## Task details
Each line that follows is to be retyped exactly.

## Records for the task
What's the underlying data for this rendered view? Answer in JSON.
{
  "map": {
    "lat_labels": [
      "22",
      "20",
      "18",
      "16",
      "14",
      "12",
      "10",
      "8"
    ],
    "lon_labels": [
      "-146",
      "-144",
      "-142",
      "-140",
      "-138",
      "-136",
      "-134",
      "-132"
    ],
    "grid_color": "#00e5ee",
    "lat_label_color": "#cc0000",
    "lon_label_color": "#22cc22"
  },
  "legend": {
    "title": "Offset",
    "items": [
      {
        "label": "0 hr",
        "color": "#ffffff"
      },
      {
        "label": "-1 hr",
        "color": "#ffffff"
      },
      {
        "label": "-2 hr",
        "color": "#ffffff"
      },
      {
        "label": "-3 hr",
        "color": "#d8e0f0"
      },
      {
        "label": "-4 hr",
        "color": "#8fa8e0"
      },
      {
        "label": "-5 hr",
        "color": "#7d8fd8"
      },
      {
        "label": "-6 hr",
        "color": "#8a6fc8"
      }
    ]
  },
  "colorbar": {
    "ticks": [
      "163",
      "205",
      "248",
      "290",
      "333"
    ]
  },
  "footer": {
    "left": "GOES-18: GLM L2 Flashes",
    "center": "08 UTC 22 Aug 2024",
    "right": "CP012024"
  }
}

## Exercise solution
What's the underlying data for this rendered view? Answer in JSON.
{
  "map": {
    "lat_labels": [
      "22",
      "20",
      "18",
      "16",
      "14",
      "12",
      "10",
      "8"
    ],
    "lon_labels": [
      "-146",
      "-144",
      "-142",
      "-140",
      "-138",
      "-136",
      "-134",
      "-132"
    ],
    "grid_color": "#00e5ee",
    "lat_label_color": "#cc0000",
    "lon_label_color": "#22cc22"
  },
  "legend": {
    "title": "Offset",
    "items": [
      {
        "label": "0 hr",
        "color": "#ffffff"
      },
      {
        "label": "-1 hr",
        "color": "#ffffff"
      },
      {
        "label": "-2 hr",
        "color": "#ffffff"
      },
      {
        "label": "-3 hr",
        "color": "#d8e0f0"
      },
      {
        "label": "-4 hr",
        "color": "#8fa8e0"
      },
      {
        "label": "-5 hr",
        "color": "#7d8fd8"
      },
      {
        "label": "-6 hr",
        "color": "#8a6fc8"
      }
    ]
  },
  "colorbar": {
    "ticks": [
      "163",
      "205",
      "248",
      "290",
      "333"
    ]
  },
  "footer": {
    "left": "GOES-18: GLM L2 Flashes",
    "center": "08 UTC 22 Aug 2024",
    "right": "CP012024"
  }
}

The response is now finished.